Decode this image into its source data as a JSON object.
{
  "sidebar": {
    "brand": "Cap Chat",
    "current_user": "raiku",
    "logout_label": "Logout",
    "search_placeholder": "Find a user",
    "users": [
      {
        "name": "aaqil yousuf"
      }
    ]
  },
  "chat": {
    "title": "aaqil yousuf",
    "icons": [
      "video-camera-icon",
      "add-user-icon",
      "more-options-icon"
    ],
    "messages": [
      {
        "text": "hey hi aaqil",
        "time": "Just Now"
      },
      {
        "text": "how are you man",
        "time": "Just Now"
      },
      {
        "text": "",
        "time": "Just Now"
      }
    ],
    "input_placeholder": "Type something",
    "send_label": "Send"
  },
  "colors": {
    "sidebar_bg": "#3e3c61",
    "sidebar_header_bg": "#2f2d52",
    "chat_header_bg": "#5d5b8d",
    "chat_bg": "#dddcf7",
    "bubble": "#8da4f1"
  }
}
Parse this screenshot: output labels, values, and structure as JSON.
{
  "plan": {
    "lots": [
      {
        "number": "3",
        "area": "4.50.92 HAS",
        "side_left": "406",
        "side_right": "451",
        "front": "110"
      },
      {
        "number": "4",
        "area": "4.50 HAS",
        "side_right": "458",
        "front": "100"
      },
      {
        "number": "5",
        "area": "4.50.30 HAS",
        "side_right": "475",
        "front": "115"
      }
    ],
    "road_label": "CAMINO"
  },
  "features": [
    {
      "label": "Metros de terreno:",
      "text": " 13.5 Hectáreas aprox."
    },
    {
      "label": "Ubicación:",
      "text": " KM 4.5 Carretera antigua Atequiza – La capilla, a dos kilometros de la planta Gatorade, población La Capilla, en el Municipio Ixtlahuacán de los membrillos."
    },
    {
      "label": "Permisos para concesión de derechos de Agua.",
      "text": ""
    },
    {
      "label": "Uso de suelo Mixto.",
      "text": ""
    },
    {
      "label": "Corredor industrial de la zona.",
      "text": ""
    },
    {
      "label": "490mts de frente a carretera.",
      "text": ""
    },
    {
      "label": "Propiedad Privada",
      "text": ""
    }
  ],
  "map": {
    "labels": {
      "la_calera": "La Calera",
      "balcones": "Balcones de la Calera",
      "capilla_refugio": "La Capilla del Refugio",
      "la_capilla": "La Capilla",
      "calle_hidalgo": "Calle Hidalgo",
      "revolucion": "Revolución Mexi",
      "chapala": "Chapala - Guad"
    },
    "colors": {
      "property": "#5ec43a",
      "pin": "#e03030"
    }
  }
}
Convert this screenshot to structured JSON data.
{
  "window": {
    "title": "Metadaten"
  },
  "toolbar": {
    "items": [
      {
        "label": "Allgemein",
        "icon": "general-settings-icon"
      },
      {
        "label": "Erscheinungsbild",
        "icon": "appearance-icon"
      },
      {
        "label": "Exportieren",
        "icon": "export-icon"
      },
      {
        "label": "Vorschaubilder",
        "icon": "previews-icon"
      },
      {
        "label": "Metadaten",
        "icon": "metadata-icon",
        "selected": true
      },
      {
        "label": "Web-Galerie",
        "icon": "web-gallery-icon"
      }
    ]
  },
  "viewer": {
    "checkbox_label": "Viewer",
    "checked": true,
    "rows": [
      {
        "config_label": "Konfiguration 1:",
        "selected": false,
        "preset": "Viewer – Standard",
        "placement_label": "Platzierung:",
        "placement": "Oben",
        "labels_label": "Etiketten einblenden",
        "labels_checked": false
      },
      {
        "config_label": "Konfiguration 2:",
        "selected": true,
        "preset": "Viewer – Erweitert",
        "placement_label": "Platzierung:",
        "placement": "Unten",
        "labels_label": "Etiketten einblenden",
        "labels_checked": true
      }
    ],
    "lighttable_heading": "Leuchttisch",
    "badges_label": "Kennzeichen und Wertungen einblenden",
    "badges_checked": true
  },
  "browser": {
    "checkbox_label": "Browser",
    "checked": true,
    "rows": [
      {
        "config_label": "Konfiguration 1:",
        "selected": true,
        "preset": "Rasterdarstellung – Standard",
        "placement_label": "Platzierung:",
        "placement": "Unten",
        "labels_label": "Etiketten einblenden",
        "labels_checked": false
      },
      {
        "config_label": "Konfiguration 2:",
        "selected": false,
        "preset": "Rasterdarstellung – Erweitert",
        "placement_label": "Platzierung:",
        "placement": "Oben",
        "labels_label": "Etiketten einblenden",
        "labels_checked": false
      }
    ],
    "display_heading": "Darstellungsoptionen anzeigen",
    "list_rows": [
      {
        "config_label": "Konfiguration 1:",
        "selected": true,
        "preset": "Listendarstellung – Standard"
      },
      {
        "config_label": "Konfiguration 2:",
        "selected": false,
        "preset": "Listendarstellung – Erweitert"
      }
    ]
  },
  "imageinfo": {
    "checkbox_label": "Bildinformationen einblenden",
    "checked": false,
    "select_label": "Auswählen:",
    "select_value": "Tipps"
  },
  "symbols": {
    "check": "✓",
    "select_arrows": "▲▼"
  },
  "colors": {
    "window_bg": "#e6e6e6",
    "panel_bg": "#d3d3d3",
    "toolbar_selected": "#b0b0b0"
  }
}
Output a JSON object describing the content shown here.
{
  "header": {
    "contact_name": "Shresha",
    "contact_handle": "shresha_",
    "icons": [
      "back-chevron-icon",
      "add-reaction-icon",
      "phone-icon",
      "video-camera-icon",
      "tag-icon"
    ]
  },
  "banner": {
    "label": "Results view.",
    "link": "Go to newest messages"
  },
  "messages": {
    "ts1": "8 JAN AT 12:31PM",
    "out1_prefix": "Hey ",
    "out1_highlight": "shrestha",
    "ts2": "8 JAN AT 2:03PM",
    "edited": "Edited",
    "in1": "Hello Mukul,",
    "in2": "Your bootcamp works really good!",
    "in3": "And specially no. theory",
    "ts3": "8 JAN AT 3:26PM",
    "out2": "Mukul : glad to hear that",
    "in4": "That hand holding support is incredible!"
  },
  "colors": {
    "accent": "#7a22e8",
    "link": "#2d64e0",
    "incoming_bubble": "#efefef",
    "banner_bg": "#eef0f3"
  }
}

Requirements> Set down the material above again, word for word.

Response to the exercise>
Decode this image into its source data as a JSON object.
{
  "sidebar": {
    "brand": "Cap Chat",
    "current_user": "raiku",
    "logout_label": "Logout",
    "search_placeholder": "Find a user",
    "users": [
      {
        "name": "aaqil yousuf"
      }
    ]
  },
  "chat": {
    "title": "aaqil yousuf",
    "icons": [
      "video-camera-icon",
      "add-user-icon",
      "more-options-icon"
    ],
    "messages": [
      {
        "text": "hey hi aaqil",
        "time": "Just Now"
      },
      {
        "text": "how are you man",
        "time": "Just Now"
      },
      {
        "text": "",
        "time": "Just Now"
      }
    ],
    "input_placeholder": "Type something",
    "send_label": "Send"
  },
  "colors": {
    "sidebar_bg": "#3e3c61",
    "sidebar_header_bg": "#2f2d52",
    "chat_header_bg": "#5d5b8d",
    "chat_bg": "#dddcf7",
    "bubble": "#8da4f1"
  }
}
Parse this screenshot: output labels, values, and structure as JSON.
{
  "plan": {
    "lots": [
      {
        "number": "3",
        "area": "4.50.92 HAS",
        "side_left": "406",
        "side_right": "451",
        "front": "110"
      },
      {
        "number": "4",
        "area": "4.50 HAS",
        "side_right": "458",
        "front": "100"
      },
      {
        "number": "5",
        "area": "4.50.30 HAS",
        "side_right": "475",
        "front": "115"
      }
    ],
    "road_label": "CAMINO"
  },
  "features": [
    {
      "label": "Metros de terreno:",
      "text": " 13.5 Hectáreas aprox."
    },
    {
      "label": "Ubicación:",
      "text": " KM 4.5 Carretera antigua Atequiza – La capilla, a dos kilometros de la planta Gatorade, población La Capilla, en el Municipio Ixtlahuacán de los membrillos."
    },
    {
      "label": "Permisos para concesión de derechos de Agua.",
      "text": ""
    },
    {
      "label": "Uso de suelo Mixto.",
      "text": ""
    },
    {
      "label": "Corredor industrial de la zona.",
      "text": ""
    },
    {
      "label": "490mts de frente a carretera.",
      "text": ""
    },
    {
      "label": "Propiedad Privada",
      "text": ""
    }
  ],
  "map": {
    "labels": {
      "la_calera": "La Calera",
      "balcones": "Balcones de la Calera",
      "capilla_refugio": "La Capilla del Refugio",
      "la_capilla": "La Capilla",
      "calle_hidalgo": "Calle Hidalgo",
      "revolucion": "Revolución Mexi",
      "chapala": "Chapala - Guad"
    },
    "colors": {
      "property": "#5ec43a",
      "pin": "#e03030"
    }
  }
}
Convert this screenshot to structured JSON data.
{
  "window": {
    "title": "Metadaten"
  },
  "toolbar": {
    "items": [
      {
        "label": "Allgemein",
        "icon": "general-settings-icon"
      },
      {
        "label": "Erscheinungsbild",
        "icon": "appearance-icon"
      },
      {
        "label": "Exportieren",
        "icon": "export-icon"
      },
      {
        "label": "Vorschaubilder",
        "icon": "previews-icon"
      },
      {
        "label": "Metadaten",
        "icon": "metadata-icon",
        "selected": true
      },
      {
        "label": "Web-Galerie",
        "icon": "web-gallery-icon"
      }
    ]
  },
  "viewer": {
    "checkbox_label": "Viewer",
    "checked": true,
    "rows": [
      {
        "config_label": "Konfiguration 1:",
        "selected": false,
        "preset": "Viewer – Standard",
        "placement_label": "Platzierung:",
        "placement": "Oben",
        "labels_label": "Etiketten einblenden",
        "labels_checked": false
      },
      {
        "config_label": "Konfiguration 2:",
        "selected": true,
        "preset": "Viewer – Erweitert",
        "placement_label": "Platzierung:",
        "placement": "Unten",
        "labels_label": "Etiketten einblenden",
        "labels_checked": true
      }
    ],
    "lighttable_heading": "Leuchttisch",
    "badges_label": "Kennzeichen und Wertungen einblenden",
    "badges_checked": true
  },
  "browser": {
    "checkbox_label": "Browser",
    "checked": true,
    "rows": [
      {
        "config_label": "Konfiguration 1:",
        "selected": true,
        "preset": "Rasterdarstellung – Standard",
        "placement_label": "Platzierung:",
        "placement": "Unten",
        "labels_label": "Etiketten einblenden",
        "labels_checked": false
      },
      {
        "config_label": "Konfiguration 2:",
        "selected": false,
        "preset": "Rasterdarstellung – Erweitert",
        "placement_label": "Platzierung:",
        "placement": "Oben",
        "labels_label": "Etiketten einblenden",
        "labels_checked": false
      }
    ],
    "display_heading": "Darstellungsoptionen anzeigen",
    "list_rows": [
      {
        "config_label": "Konfiguration 1:",
        "selected": true,
        "preset": "Listendarstellung – Standard"
      },
      {
        "config_label": "Konfiguration 2:",
        "selected": false,
        "preset": "Listendarstellung – Erweitert"
      }
    ]
  },
  "imageinfo": {
    "checkbox_label": "Bildinformationen einblenden",
    "checked": false,
    "select_label": "Auswählen:",
    "select_value": "Tipps"
  },
  "symbols": {
    "check": "✓",
    "select_arrows": "▲▼"
  },
  "colors": {
    "window_bg": "#e6e6e6",
    "panel_bg": "#d3d3d3",
    "toolbar_selected": "#b0b0b0"
  }
}
Output a JSON object describing the content shown here.
{
  "header": {
    "contact_name": "Shresha",
    "contact_handle": "shresha_",
    "icons": [
      "back-chevron-icon",
      "add-reaction-icon",
      "phone-icon",
      "video-camera-icon",
      "tag-icon"
    ]
  },
  "banner": {
    "label": "Results view.",
    "link": "Go to newest messages"
  },
  "messages": {
    "ts1": "8 JAN AT 12:31PM",
    "out1_prefix": "Hey ",
    "out1_highlight": "shrestha",
    "ts2": "8 JAN AT 2:03PM",
    "edited": "Edited",
    "in1": "Hello Mukul,",
    "in2": "Your bootcamp works really good!",
    "in3": "And specially no. theory",
    "ts3": "8 JAN AT 3:26PM",
    "out2": "Mukul : glad to hear that",
    "in4": "That hand holding support is incredible!"
  },
  "colors": {
    "accent": "#7a22e8",
    "link": "#2d64e0",
    "incoming_bubble": "#efefef",
    "banner_bg": "#eef0f3"
  }
}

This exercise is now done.